• _EXERCISE_: Pictures stay out of your copy, but everything else in the records below must be repeated exactly.

• • • • • • •

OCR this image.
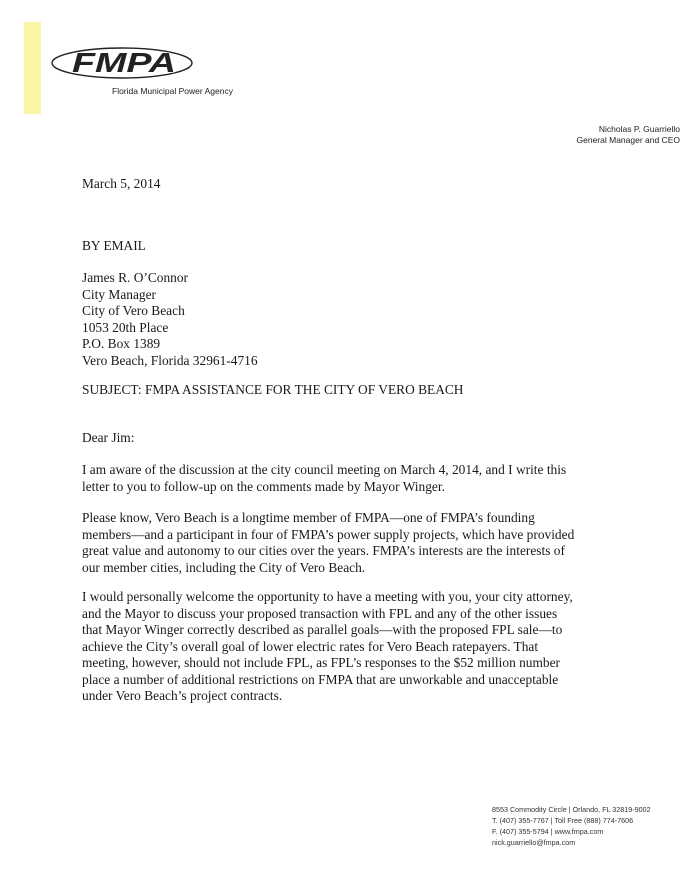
FMPA
Florida Municipal Power Agency
Nicholas P. Guarriello
General Manager and CEO
March 5, 2014
BY EMAIL
James R. O’Connor
City Manager
City of Vero Beach
1053 20th Place
P.O. Box 1389
Vero Beach, Florida 32961-4716
SUBJECT: FMPA ASSISTANCE FOR THE CITY OF VERO BEACH
Dear Jim:
I am aware of the discussion at the city council meeting on March 4, 2014, and I write this
letter to you to follow-up on the comments made by Mayor Winger.
Please know, Vero Beach is a longtime member of FMPA—one of FMPA’s founding
members—and a participant in four of FMPA’s power supply projects, which have provided
great value and autonomy to our cities over the years. FMPA’s interests are the interests of
our member cities, including the City of Vero Beach.
I would personally welcome the opportunity to have a meeting with you, your city attorney,
and the Mayor to discuss your proposed transaction with FPL and any of the other issues
that Mayor Winger correctly described as parallel goals—with the proposed FPL sale—to
achieve the City’s overall goal of lower electric rates for Vero Beach ratepayers. That
meeting, however, should not include FPL, as FPL’s responses to the $52 million number
place a number of additional restrictions on FMPA that are unworkable and unacceptable
under Vero Beach’s project contracts.
8553 Commodity Circle | Orlando, FL 32819-9002
T. (407) 355-7767 | Toll Free (888) 774-7606
F. (407) 355-5794 | www.fmpa.com
nick.guarriello@fmpa.com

• • • • • • •

• _ANSWER TO THIS EXERCISE_:
OCR this image.
FMPA
Florida Municipal Power Agency
Nicholas P. Guarriello
General Manager and CEO
March 5, 2014
BY EMAIL
James R. O’Connor
City Manager
City of Vero Beach
1053 20th Place
P.O. Box 1389
Vero Beach, Florida 32961-4716
SUBJECT: FMPA ASSISTANCE FOR THE CITY OF VERO BEACH
Dear Jim:
I am aware of the discussion at the city council meeting on March 4, 2014, and I write this
letter to you to follow-up on the comments made by Mayor Winger.
Please know, Vero Beach is a longtime member of FMPA—one of FMPA’s founding
members—and a participant in four of FMPA’s power supply projects, which have provided
great value and autonomy to our cities over the years. FMPA’s interests are the interests of
our member cities, including the City of Vero Beach.
I would personally welcome the opportunity to have a meeting with you, your city attorney,
and the Mayor to discuss your proposed transaction with FPL and any of the other issues
that Mayor Winger correctly described as parallel goals—with the proposed FPL sale—to
achieve the City’s overall goal of lower electric rates for Vero Beach ratepayers. That
meeting, however, should not include FPL, as FPL’s responses to the $52 million number
place a number of additional restrictions on FMPA that are unworkable and unacceptable
under Vero Beach’s project contracts.
8553 Commodity Circle | Orlando, FL 32819-9002
T. (407) 355-7767 | Toll Free (888) 774-7606
F. (407) 355-5794 | www.fmpa.com
nick.guarriello@fmpa.com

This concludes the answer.